* LISTED RECORDS:
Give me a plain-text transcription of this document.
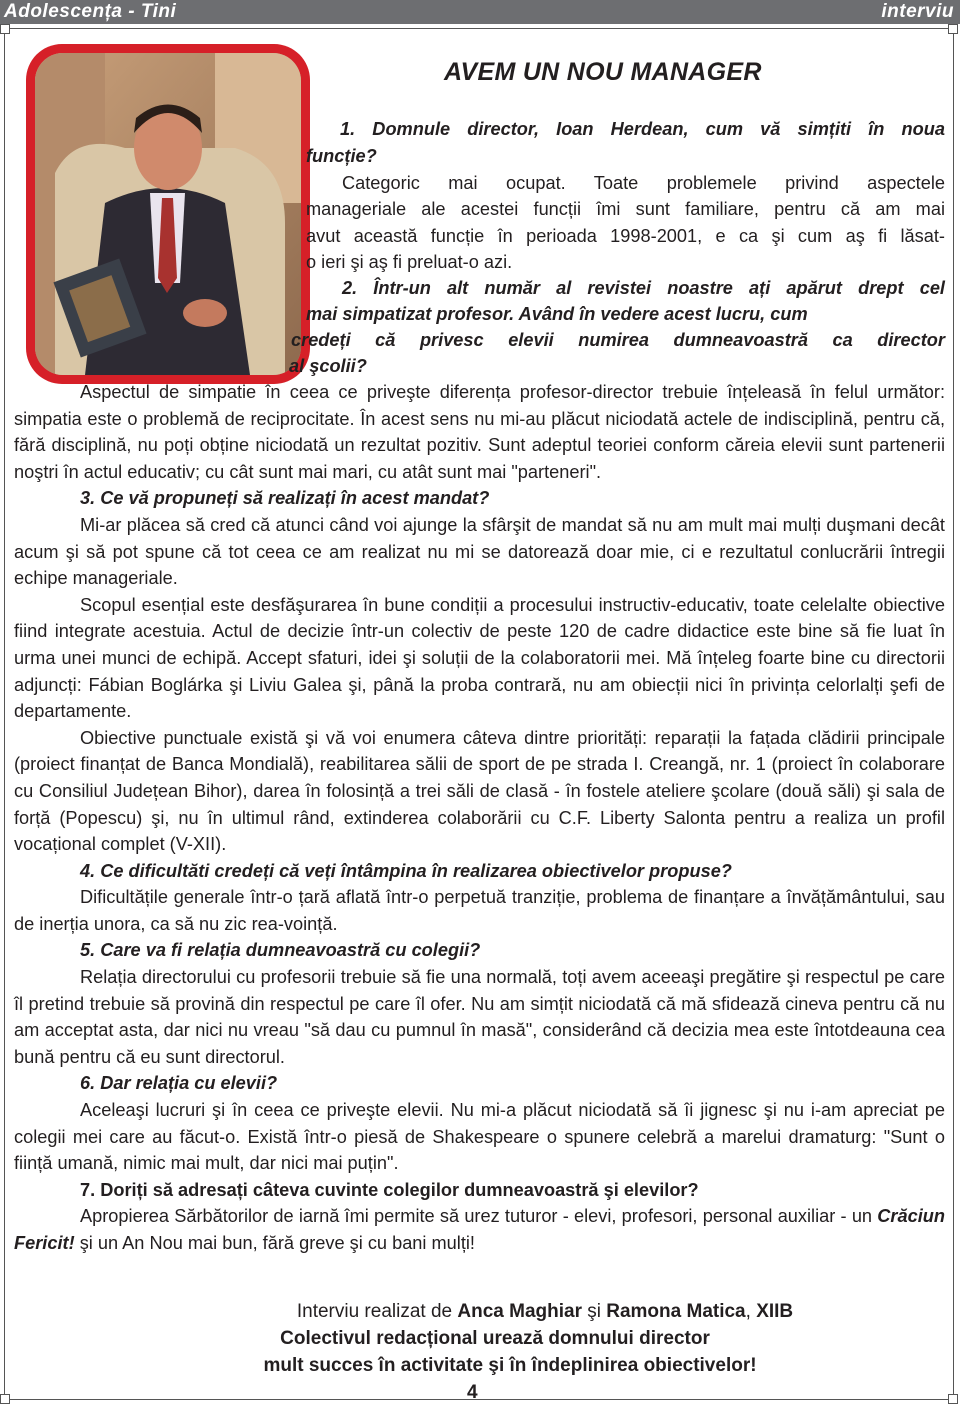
Adolescența - Tini	interviu
AVEM UN NOU MANAGER

1. Domnule director, Ioan Herdean, cum vă simțiti în noua

funcție?

Categoric mai ocupat. Toate problemele privind aspectele

manageriale ale acestei funcții îmi sunt familiare, pentru că am mai

avut această funcție în perioada 1998-2001, e ca şi cum aş fi lăsat-

o ieri şi aş fi preluat-o azi.

2. Într-un alt număr al revistei noastre ați apărut drept cel

mai simpatizat profesor. Având în vedere acest lucru, cum

credeți că privesc elevii numirea dumneavoastră ca director

al şcolii?

Aspectul de simpatie în ceea ce priveşte diferența profesor-director trebuie înțeleasă în felul următor: simpatia este o problemă de reciprocitate. În acest sens nu mi-au plăcut niciodată actele de indisciplină, pentru că, fără disciplină, nu poți obține niciodată un rezultat pozitiv. Sunt adeptul teoriei conform căreia elevii sunt partenerii noştri în actul educativ; cu cât sunt mai mari, cu atât sunt mai "parteneri".

3. Ce vă propuneți să realizați în acest mandat?

Mi-ar plăcea să cred că atunci când voi ajunge la sfârşit de mandat să nu am mult mai mulți duşmani decât acum şi să pot spune că tot ceea ce am realizat nu mi se datorează doar mie, ci e rezultatul conlucrării întregii echipe manageriale.

Scopul esențial este desfăşurarea în bune condiții a procesului instructiv-educativ, toate celelalte obiective fiind integrate acestuia. Actul de decizie într-un colectiv de peste 120 de cadre didactice este bine să fie luat în urma unei munci de echipă. Accept sfaturi, idei şi soluții de la colaboratorii mei. Mă înțeleg foarte bine cu directorii adjuncți: Fábian Boglárka şi Liviu Galea şi, până la proba contrară, nu am obiecții nici în privința celorlalți şefi de departamente.

Obiective punctuale există şi vă voi enumera câteva dintre priorități: reparații la fațada clădirii principale (proiect finanțat de Banca Mondială), reabilitarea sălii de sport de pe strada I. Creangă, nr. 1 (proiect în colaborare cu Consiliul Județean Bihor), darea în folosință a trei săli de clasă - în fostele ateliere şcolare (două săli) şi sala de forță (Popescu) şi, nu în ultimul rând, extinderea colaborării cu C.F. Liberty Salonta pentru a realiza un profil vocațional complet (V-XII).

4. Ce dificultăti credeți că veți întâmpina în realizarea obiectivelor propuse?

Dificultățile generale într-o țară aflată într-o perpetuă tranziție, problema de finanțare a învățământului, sau de inerția unora, ca să nu zic rea-voință.

5. Care va fi relația dumneavoastră cu colegii?

Relația directorului cu profesorii trebuie să fie una normală, toți avem aceeaşi pregătire şi respectul pe care îl pretind trebuie să provină din respectul pe care îl ofer. Nu am simțit niciodată că mă sfidează cineva pentru că nu am acceptat asta, dar nici nu vreau "să dau cu pumnul în masă", considerând că decizia mea este întotdeauna cea bună pentru că eu sunt directorul.

6. Dar relația cu elevii?

Aceleaşi lucruri şi în ceea ce priveşte elevii. Nu mi-a plăcut niciodată să îi jignesc şi nu i-am apreciat pe colegii mei care au făcut-o. Există într-o piesă de Shakespeare o spunere celebră a marelui dramaturg: "Sunt o ființă umană, nimic mai mult, dar nici mai puțin".

7. Doriți să adresați câteva cuvinte colegilor dumneavoastră şi elevilor?

Apropierea Sărbătorilor de iarnă îmi permite să urez tuturor - elevi, profesori, personal auxiliar - un Crăciun Fericit! şi un An Nou mai bun, fără greve şi cu bani mulți!

Interviu realizat de Anca Maghiar şi Ramona Matica, XIIB
Colectivul redacțional urează domnului director
mult succes în activitate şi în îndeplinirea obiectivelor!
4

* WHAT TO WORK ON: From the listing, extract all text exactly as given and drop any picture.

* SOLUTION TO THE EXERCISE:
Give me a plain-text transcription of this document.
Adolescența - Tini	interviu
AVEM UN NOU MANAGER

1. Domnule director, Ioan Herdean, cum vă simțiti în noua

funcție?

Categoric mai ocupat. Toate problemele privind aspectele

manageriale ale acestei funcții îmi sunt familiare, pentru că am mai

avut această funcție în perioada 1998-2001, e ca şi cum aş fi lăsat-

o ieri şi aş fi preluat-o azi.

2. Într-un alt număr al revistei noastre ați apărut drept cel

mai simpatizat profesor. Având în vedere acest lucru, cum

credeți că privesc elevii numirea dumneavoastră ca director

al şcolii?

Aspectul de simpatie în ceea ce priveşte diferența profesor-director trebuie înțeleasă în felul următor: simpatia este o problemă de reciprocitate. În acest sens nu mi-au plăcut niciodată actele de indisciplină, pentru că, fără disciplină, nu poți obține niciodată un rezultat pozitiv. Sunt adeptul teoriei conform căreia elevii sunt partenerii noştri în actul educativ; cu cât sunt mai mari, cu atât sunt mai "parteneri".

3. Ce vă propuneți să realizați în acest mandat?

Mi-ar plăcea să cred că atunci când voi ajunge la sfârşit de mandat să nu am mult mai mulți duşmani decât acum şi să pot spune că tot ceea ce am realizat nu mi se datorează doar mie, ci e rezultatul conlucrării întregii echipe manageriale.

Scopul esențial este desfăşurarea în bune condiții a procesului instructiv-educativ, toate celelalte obiective fiind integrate acestuia. Actul de decizie într-un colectiv de peste 120 de cadre didactice este bine să fie luat în urma unei munci de echipă. Accept sfaturi, idei şi soluții de la colaboratorii mei. Mă înțeleg foarte bine cu directorii adjuncți: Fábian Boglárka şi Liviu Galea şi, până la proba contrară, nu am obiecții nici în privința celorlalți şefi de departamente.

Obiective punctuale există şi vă voi enumera câteva dintre priorități: reparații la fațada clădirii principale (proiect finanțat de Banca Mondială), reabilitarea sălii de sport de pe strada I. Creangă, nr. 1 (proiect în colaborare cu Consiliul Județean Bihor), darea în folosință a trei săli de clasă - în fostele ateliere şcolare (două săli) şi sala de forță (Popescu) şi, nu în ultimul rând, extinderea colaborării cu C.F. Liberty Salonta pentru a realiza un profil vocațional complet (V-XII).

4. Ce dificultăti credeți că veți întâmpina în realizarea obiectivelor propuse?

Dificultățile generale într-o țară aflată într-o perpetuă tranziție, problema de finanțare a învățământului, sau de inerția unora, ca să nu zic rea-voință.

5. Care va fi relația dumneavoastră cu colegii?

Relația directorului cu profesorii trebuie să fie una normală, toți avem aceeaşi pregătire şi respectul pe care îl pretind trebuie să provină din respectul pe care îl ofer. Nu am simțit niciodată că mă sfidează cineva pentru că nu am acceptat asta, dar nici nu vreau "să dau cu pumnul în masă", considerând că decizia mea este întotdeauna cea bună pentru că eu sunt directorul.

6. Dar relația cu elevii?

Aceleaşi lucruri şi în ceea ce priveşte elevii. Nu mi-a plăcut niciodată să îi jignesc şi nu i-am apreciat pe colegii mei care au făcut-o. Există într-o piesă de Shakespeare o spunere celebră a marelui dramaturg: "Sunt o ființă umană, nimic mai mult, dar nici mai puțin".

7. Doriți să adresați câteva cuvinte colegilor dumneavoastră şi elevilor?

Apropierea Sărbătorilor de iarnă îmi permite să urez tuturor - elevi, profesori, personal auxiliar - un Crăciun Fericit! şi un An Nou mai bun, fără greve şi cu bani mulți!

Interviu realizat de Anca Maghiar şi Ramona Matica, XIIB
Colectivul redacțional urează domnului director
mult succes în activitate şi în îndeplinirea obiectivelor!
4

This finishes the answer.